* **Given exercise**
Copy every line of the records below verbatim, without changing anything.

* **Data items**
* * * * *

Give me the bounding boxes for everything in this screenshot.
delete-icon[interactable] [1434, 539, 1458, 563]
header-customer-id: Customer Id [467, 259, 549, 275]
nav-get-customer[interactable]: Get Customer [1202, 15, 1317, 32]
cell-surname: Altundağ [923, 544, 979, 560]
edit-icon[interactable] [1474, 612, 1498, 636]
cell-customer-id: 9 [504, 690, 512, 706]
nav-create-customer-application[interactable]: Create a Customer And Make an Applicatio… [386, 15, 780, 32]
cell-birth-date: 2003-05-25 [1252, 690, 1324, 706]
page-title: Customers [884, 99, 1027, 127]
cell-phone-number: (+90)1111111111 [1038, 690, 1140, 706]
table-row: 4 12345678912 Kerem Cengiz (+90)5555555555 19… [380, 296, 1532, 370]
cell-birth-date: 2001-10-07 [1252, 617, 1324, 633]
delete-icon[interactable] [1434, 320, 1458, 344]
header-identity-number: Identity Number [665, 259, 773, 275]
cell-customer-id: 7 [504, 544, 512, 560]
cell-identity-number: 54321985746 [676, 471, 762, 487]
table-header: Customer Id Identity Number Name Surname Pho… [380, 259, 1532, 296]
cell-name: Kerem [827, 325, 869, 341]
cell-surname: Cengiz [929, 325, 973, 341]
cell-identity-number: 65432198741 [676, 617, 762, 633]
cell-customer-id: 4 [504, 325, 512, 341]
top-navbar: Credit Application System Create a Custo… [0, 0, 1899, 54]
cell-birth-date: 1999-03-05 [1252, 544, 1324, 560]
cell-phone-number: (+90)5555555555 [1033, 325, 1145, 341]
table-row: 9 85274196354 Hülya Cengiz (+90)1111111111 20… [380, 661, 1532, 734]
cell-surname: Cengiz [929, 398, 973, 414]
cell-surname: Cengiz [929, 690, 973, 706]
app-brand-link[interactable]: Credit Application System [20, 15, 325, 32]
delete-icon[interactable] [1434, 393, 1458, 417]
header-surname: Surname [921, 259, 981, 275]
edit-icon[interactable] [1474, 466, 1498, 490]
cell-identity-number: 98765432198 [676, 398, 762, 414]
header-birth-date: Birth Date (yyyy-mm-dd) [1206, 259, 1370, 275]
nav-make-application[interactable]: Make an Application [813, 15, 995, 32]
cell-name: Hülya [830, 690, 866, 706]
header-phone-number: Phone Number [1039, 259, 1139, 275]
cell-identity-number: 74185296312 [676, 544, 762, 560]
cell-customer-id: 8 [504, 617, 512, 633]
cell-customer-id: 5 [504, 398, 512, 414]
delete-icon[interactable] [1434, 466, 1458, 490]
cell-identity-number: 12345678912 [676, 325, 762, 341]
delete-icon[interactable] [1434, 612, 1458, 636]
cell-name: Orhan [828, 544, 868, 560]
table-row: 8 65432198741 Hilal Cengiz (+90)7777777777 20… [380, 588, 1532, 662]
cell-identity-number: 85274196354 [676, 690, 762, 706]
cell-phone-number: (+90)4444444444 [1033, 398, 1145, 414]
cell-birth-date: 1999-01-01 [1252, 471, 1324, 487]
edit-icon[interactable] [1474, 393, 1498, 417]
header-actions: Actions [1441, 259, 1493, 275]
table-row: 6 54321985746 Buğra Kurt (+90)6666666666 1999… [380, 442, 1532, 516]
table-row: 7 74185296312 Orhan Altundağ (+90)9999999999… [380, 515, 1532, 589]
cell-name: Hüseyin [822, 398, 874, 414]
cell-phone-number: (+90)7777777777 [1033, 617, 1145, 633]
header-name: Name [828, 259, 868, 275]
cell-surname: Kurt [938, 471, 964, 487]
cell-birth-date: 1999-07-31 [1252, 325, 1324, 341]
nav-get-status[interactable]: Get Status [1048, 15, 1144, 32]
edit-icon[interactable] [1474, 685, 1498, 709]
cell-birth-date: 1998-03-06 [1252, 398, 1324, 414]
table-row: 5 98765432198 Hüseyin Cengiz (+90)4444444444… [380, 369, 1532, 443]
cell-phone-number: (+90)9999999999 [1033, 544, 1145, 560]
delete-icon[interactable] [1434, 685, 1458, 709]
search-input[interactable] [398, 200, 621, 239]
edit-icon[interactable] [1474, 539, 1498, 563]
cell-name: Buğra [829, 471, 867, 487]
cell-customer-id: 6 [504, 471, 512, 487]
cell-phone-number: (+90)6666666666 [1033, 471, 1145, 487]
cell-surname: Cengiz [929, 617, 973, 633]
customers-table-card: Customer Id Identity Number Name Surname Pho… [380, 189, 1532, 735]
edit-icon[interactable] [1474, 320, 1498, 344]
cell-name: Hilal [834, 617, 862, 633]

* * * * *

* **Response to this task**
Give me the bounding boxes for everything in this screenshot.
delete-icon[interactable] [1434, 539, 1458, 563]
header-customer-id: Customer Id [467, 259, 549, 275]
nav-get-customer[interactable]: Get Customer [1202, 15, 1317, 32]
cell-surname: Altundağ [923, 544, 979, 560]
edit-icon[interactable] [1474, 612, 1498, 636]
cell-customer-id: 9 [504, 690, 512, 706]
nav-create-customer-application[interactable]: Create a Customer And Make an Applicatio… [386, 15, 780, 32]
cell-birth-date: 2003-05-25 [1252, 690, 1324, 706]
page-title: Customers [884, 99, 1027, 127]
cell-phone-number: (+90)1111111111 [1038, 690, 1140, 706]
table-row: 4 12345678912 Kerem Cengiz (+90)5555555555 19… [380, 296, 1532, 370]
cell-birth-date: 2001-10-07 [1252, 617, 1324, 633]
delete-icon[interactable] [1434, 320, 1458, 344]
header-identity-number: Identity Number [665, 259, 773, 275]
cell-customer-id: 7 [504, 544, 512, 560]
cell-identity-number: 54321985746 [676, 471, 762, 487]
table-header: Customer Id Identity Number Name Surname Pho… [380, 259, 1532, 296]
cell-name: Kerem [827, 325, 869, 341]
cell-surname: Cengiz [929, 325, 973, 341]
cell-identity-number: 65432198741 [676, 617, 762, 633]
cell-customer-id: 4 [504, 325, 512, 341]
top-navbar: Credit Application System Create a Custo… [0, 0, 1899, 54]
cell-birth-date: 1999-03-05 [1252, 544, 1324, 560]
cell-phone-number: (+90)5555555555 [1033, 325, 1145, 341]
table-row: 9 85274196354 Hülya Cengiz (+90)1111111111 20… [380, 661, 1532, 734]
cell-surname: Cengiz [929, 398, 973, 414]
cell-surname: Cengiz [929, 690, 973, 706]
app-brand-link[interactable]: Credit Application System [20, 15, 325, 32]
delete-icon[interactable] [1434, 393, 1458, 417]
header-surname: Surname [921, 259, 981, 275]
edit-icon[interactable] [1474, 466, 1498, 490]
cell-identity-number: 98765432198 [676, 398, 762, 414]
header-birth-date: Birth Date (yyyy-mm-dd) [1206, 259, 1370, 275]
nav-make-application[interactable]: Make an Application [813, 15, 995, 32]
cell-name: Hülya [830, 690, 866, 706]
header-phone-number: Phone Number [1039, 259, 1139, 275]
cell-identity-number: 74185296312 [676, 544, 762, 560]
cell-customer-id: 8 [504, 617, 512, 633]
cell-customer-id: 5 [504, 398, 512, 414]
delete-icon[interactable] [1434, 466, 1458, 490]
cell-identity-number: 12345678912 [676, 325, 762, 341]
delete-icon[interactable] [1434, 612, 1458, 636]
cell-name: Orhan [828, 544, 868, 560]
table-row: 8 65432198741 Hilal Cengiz (+90)7777777777 20… [380, 588, 1532, 662]
cell-identity-number: 85274196354 [676, 690, 762, 706]
cell-phone-number: (+90)4444444444 [1033, 398, 1145, 414]
cell-birth-date: 1999-01-01 [1252, 471, 1324, 487]
edit-icon[interactable] [1474, 393, 1498, 417]
header-actions: Actions [1441, 259, 1493, 275]
table-row: 6 54321985746 Buğra Kurt (+90)6666666666 1999… [380, 442, 1532, 516]
table-row: 7 74185296312 Orhan Altundağ (+90)9999999999… [380, 515, 1532, 589]
cell-name: Hüseyin [822, 398, 874, 414]
cell-phone-number: (+90)7777777777 [1033, 617, 1145, 633]
header-name: Name [828, 259, 868, 275]
cell-surname: Kurt [938, 471, 964, 487]
cell-birth-date: 1999-07-31 [1252, 325, 1324, 341]
nav-get-status[interactable]: Get Status [1048, 15, 1144, 32]
edit-icon[interactable] [1474, 685, 1498, 709]
cell-birth-date: 1998-03-06 [1252, 398, 1324, 414]
table-row: 5 98765432198 Hüseyin Cengiz (+90)4444444444… [380, 369, 1532, 443]
cell-phone-number: (+90)9999999999 [1033, 544, 1145, 560]
delete-icon[interactable] [1434, 685, 1458, 709]
search-input[interactable] [398, 200, 621, 239]
edit-icon[interactable] [1474, 539, 1498, 563]
cell-name: Buğra [829, 471, 867, 487]
cell-customer-id: 6 [504, 471, 512, 487]
cell-phone-number: (+90)6666666666 [1033, 471, 1145, 487]
cell-surname: Cengiz [929, 617, 973, 633]
customers-table-card: Customer Id Identity Number Name Surname Pho… [380, 189, 1532, 735]
edit-icon[interactable] [1474, 320, 1498, 344]
cell-name: Hilal [834, 617, 862, 633]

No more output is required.